Problem statement :: Scan the entries below. List each line with "Schlaf".

Entries supplied ::
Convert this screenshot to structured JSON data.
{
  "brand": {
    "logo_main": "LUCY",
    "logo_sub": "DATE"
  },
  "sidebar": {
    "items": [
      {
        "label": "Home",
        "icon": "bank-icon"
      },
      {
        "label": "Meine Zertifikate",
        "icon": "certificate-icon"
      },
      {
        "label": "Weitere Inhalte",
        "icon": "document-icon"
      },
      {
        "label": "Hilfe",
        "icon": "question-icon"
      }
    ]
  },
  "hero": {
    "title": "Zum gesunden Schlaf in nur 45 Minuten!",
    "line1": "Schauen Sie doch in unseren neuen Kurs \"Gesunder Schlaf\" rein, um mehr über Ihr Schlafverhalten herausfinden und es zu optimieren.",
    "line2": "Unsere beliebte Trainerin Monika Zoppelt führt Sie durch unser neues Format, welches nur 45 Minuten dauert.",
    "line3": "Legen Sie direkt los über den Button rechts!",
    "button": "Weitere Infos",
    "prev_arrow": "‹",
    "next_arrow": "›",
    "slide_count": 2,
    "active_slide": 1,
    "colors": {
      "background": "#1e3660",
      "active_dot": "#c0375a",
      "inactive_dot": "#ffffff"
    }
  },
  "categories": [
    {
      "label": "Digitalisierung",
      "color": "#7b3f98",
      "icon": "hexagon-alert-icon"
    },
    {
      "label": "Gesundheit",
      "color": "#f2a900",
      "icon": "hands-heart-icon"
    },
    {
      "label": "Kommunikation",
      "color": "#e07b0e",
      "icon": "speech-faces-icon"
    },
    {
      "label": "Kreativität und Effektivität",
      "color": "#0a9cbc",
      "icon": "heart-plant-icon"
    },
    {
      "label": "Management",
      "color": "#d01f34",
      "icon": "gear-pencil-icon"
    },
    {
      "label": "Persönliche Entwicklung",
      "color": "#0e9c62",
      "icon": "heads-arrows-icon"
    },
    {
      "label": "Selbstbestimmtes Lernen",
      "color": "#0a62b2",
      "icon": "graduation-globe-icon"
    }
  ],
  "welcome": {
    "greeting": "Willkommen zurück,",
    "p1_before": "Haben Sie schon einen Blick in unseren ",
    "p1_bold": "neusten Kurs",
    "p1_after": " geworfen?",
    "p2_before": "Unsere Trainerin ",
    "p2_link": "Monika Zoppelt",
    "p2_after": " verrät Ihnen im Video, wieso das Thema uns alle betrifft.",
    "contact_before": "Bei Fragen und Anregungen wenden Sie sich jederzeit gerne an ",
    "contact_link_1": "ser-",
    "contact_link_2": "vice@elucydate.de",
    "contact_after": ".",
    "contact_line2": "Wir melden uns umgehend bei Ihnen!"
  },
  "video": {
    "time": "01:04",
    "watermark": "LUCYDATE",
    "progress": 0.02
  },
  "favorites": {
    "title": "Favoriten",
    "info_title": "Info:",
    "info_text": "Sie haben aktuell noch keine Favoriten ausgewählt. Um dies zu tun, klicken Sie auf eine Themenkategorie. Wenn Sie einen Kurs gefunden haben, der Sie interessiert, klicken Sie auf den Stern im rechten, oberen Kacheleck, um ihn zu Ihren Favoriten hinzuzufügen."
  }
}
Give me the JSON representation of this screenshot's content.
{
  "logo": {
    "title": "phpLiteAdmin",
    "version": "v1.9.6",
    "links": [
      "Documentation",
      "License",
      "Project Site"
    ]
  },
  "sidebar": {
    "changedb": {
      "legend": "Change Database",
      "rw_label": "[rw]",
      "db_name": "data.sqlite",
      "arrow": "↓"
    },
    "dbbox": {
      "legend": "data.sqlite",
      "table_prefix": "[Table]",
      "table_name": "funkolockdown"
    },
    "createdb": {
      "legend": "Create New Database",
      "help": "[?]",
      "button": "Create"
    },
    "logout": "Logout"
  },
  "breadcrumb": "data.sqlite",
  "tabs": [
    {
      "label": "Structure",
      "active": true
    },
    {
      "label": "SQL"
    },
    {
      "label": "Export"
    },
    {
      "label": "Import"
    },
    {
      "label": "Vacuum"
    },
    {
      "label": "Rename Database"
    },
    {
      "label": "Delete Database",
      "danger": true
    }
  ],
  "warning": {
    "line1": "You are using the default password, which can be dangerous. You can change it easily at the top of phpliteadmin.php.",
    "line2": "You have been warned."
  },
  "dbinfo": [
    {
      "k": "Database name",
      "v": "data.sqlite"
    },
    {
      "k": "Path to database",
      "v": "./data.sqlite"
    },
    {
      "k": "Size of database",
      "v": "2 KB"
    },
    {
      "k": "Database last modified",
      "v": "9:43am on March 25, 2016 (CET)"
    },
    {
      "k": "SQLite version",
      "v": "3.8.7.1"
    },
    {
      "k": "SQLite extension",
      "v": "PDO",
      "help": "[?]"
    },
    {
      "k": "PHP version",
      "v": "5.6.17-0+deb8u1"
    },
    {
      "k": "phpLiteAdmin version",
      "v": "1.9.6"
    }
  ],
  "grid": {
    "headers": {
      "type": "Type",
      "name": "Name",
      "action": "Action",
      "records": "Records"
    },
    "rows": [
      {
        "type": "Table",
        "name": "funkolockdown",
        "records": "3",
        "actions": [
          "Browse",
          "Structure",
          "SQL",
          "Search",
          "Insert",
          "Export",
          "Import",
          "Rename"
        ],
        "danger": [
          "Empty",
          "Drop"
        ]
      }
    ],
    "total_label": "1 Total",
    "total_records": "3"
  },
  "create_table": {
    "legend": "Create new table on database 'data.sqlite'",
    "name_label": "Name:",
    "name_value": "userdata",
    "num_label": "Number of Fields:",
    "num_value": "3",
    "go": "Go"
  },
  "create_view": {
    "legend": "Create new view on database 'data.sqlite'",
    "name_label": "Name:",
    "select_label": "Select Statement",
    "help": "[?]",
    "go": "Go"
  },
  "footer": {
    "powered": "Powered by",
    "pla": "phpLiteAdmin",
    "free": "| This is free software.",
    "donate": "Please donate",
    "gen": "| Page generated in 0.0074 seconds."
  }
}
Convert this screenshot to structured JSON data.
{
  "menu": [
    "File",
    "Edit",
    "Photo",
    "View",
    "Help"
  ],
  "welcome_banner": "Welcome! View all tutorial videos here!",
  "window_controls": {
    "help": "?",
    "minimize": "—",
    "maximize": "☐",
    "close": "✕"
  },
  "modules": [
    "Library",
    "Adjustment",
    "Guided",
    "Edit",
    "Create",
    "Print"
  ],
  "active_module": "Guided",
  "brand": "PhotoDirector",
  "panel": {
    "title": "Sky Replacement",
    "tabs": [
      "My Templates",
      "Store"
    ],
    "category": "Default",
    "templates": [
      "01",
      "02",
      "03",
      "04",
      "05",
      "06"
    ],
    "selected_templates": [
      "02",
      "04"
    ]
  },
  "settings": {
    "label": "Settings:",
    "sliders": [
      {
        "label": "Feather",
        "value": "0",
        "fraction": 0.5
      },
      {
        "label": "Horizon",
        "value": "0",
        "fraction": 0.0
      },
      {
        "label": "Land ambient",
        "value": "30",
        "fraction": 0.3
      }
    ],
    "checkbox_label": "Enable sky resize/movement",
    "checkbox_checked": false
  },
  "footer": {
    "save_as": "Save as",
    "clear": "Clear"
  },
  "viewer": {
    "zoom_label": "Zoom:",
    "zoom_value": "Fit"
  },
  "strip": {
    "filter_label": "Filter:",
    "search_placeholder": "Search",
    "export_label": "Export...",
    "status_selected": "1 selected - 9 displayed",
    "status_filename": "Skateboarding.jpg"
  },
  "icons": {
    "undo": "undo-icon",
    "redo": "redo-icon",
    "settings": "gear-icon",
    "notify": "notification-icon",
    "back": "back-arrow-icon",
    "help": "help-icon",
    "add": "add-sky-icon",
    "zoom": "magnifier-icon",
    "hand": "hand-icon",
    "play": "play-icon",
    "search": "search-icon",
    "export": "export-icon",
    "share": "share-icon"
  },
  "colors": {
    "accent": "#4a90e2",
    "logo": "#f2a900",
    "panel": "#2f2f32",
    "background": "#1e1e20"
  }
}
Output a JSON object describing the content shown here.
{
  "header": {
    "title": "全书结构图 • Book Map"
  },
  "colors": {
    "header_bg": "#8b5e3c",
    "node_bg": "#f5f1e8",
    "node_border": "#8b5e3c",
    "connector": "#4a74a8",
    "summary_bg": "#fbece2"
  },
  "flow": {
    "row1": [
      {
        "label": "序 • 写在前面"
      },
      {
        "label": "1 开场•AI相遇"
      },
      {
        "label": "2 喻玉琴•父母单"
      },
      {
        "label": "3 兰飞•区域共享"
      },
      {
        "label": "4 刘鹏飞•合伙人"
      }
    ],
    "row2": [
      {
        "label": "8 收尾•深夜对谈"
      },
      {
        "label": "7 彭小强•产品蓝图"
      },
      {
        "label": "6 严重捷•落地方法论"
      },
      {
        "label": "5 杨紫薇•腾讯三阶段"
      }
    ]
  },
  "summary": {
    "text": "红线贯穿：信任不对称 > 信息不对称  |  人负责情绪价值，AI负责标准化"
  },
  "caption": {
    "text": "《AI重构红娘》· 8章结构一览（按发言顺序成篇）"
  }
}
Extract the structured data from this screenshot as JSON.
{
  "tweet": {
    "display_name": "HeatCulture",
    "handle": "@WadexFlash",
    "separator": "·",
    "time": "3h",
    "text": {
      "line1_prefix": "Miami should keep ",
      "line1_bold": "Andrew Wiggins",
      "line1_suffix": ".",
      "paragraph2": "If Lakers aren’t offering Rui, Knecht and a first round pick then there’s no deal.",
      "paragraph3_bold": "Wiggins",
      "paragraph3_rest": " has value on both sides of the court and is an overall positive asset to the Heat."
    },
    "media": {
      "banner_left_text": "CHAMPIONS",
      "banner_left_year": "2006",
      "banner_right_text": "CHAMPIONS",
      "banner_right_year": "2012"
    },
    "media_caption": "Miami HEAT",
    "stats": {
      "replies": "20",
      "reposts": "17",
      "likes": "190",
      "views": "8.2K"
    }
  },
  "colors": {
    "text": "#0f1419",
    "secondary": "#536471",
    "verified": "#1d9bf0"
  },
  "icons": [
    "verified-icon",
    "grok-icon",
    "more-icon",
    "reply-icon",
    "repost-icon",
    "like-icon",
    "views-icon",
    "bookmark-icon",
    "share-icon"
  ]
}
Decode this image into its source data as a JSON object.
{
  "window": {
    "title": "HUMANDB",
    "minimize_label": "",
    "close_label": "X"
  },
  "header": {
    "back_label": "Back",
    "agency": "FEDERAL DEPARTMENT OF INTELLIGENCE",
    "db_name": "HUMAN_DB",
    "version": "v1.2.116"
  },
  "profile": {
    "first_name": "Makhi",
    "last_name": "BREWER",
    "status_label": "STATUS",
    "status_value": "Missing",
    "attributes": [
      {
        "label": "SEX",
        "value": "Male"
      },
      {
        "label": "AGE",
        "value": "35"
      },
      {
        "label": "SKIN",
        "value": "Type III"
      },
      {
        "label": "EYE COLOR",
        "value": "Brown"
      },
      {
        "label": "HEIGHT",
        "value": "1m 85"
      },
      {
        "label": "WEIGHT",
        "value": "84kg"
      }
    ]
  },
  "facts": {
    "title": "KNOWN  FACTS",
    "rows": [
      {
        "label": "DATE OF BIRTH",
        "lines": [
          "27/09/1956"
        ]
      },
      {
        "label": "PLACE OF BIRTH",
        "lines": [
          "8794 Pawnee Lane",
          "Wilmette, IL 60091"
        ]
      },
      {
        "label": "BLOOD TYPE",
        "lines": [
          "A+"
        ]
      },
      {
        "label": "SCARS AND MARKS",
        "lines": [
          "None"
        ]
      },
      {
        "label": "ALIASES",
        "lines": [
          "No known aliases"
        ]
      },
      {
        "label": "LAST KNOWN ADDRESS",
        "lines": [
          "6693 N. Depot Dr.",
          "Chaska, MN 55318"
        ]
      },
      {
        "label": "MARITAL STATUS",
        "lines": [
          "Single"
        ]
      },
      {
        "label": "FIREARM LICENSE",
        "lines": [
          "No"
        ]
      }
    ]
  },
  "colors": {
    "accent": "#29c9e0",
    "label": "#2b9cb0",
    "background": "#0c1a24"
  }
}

Answer to the problem ::
    "title": "Zum gesunden Schlaf in nur 45 Minuten!",
    "line1": "Schauen Sie doch in unseren neuen Kurs \"Gesunder Schlaf\" rein, um mehr über Ihr Schlafverhalten herausfinden und es zu optimieren.",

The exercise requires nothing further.